#### Information provided

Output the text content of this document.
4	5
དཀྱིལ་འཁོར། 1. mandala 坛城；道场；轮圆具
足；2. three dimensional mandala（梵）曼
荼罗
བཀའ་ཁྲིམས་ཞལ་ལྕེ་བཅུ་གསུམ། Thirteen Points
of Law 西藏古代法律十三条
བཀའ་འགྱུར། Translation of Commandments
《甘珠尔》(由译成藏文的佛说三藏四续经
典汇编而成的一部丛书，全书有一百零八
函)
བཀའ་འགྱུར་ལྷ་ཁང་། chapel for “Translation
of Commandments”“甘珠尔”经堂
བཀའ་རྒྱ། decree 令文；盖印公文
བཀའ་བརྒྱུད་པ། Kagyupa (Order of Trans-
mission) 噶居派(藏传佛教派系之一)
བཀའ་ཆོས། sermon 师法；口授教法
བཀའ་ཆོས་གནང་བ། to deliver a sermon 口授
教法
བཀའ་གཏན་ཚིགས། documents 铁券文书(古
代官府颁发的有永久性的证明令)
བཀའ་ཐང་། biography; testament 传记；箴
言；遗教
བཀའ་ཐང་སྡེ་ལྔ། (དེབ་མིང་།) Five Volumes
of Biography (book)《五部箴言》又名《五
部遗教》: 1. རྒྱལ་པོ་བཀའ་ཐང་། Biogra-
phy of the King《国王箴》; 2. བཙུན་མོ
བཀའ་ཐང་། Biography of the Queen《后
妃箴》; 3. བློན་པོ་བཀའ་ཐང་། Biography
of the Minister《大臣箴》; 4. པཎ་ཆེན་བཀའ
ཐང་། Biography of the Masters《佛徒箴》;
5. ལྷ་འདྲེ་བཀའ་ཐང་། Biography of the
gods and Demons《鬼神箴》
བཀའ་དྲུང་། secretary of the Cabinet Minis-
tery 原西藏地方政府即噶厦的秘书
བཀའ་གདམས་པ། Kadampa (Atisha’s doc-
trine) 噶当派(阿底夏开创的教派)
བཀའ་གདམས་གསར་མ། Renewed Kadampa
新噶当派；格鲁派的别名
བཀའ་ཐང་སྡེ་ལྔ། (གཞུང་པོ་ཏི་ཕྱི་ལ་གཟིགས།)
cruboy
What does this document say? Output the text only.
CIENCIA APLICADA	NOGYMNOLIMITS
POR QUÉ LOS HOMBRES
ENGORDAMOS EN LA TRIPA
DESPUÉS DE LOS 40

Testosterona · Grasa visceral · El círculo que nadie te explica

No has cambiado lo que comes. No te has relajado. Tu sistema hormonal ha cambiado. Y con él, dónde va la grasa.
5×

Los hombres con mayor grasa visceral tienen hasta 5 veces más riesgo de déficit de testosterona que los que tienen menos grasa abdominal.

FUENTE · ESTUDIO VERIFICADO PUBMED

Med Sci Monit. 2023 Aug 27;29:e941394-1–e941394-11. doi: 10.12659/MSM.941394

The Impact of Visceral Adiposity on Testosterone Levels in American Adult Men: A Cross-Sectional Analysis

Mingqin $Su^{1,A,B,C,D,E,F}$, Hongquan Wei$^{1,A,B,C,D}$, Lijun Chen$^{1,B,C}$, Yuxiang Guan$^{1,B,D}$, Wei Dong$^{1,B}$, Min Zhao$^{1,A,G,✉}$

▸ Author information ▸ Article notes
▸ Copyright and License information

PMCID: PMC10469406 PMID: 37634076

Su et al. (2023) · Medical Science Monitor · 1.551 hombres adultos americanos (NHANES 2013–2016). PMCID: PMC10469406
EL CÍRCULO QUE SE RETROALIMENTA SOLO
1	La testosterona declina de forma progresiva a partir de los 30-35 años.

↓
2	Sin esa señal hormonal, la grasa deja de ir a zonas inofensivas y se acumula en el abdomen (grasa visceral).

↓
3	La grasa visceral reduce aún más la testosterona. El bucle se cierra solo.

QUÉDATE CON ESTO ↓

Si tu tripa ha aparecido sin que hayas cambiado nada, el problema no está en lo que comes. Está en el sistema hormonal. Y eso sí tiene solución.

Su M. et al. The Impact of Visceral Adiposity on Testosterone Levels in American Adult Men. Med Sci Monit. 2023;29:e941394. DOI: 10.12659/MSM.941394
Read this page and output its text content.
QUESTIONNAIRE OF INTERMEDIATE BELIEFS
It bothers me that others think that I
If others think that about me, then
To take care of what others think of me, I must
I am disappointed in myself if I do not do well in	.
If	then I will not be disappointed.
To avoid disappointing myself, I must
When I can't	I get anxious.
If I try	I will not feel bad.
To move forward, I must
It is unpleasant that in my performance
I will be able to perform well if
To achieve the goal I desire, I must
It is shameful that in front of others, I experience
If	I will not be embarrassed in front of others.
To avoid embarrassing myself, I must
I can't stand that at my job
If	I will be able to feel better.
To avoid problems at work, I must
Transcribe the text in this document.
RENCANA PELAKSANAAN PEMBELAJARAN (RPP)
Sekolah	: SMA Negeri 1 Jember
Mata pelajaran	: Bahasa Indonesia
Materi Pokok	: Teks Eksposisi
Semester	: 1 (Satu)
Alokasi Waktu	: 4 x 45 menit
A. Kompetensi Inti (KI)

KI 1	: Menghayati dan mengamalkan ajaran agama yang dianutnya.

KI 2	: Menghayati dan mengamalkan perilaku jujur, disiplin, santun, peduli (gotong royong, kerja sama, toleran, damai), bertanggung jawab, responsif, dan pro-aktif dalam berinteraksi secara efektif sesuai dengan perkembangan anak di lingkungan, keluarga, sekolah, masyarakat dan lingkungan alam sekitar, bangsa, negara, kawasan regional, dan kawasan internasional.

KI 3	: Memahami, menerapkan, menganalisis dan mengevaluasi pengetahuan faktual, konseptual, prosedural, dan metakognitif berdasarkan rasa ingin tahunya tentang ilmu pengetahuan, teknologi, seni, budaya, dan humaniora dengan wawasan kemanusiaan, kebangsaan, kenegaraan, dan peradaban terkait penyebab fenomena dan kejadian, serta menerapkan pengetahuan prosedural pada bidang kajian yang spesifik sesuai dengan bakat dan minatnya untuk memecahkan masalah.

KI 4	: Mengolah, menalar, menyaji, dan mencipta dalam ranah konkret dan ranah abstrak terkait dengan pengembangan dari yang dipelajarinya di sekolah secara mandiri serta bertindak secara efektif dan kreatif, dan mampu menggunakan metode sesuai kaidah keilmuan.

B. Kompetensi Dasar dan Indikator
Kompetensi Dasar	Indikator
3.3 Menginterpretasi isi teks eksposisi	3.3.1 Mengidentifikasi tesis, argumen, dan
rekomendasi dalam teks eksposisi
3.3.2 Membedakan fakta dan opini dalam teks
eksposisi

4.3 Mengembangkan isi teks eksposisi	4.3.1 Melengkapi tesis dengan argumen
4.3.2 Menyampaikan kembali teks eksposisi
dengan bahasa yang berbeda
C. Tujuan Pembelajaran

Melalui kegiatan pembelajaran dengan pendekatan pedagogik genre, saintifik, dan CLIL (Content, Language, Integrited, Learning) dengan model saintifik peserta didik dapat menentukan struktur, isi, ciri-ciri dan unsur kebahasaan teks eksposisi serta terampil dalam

#### Exercise details
In the material above, show every line where the word "Menghayati" turns up.

#### Solution to this exercise
KI 1	: Menghayati dan mengamalkan ajaran agama yang dianutnya.
KI 2	: Menghayati dan mengamalkan perilaku jujur, disiplin, santun, peduli (gotong royong, kerja sama, toleran, damai), bertanggung jawab, responsif, dan pro-aktif dalam berinteraksi secara efektif sesuai dengan perkembangan anak di lingkungan, keluarga, sekolah, masyarakat dan lingkungan alam sekitar, bangsa, negara, kawasan regional, dan kawasan internasional.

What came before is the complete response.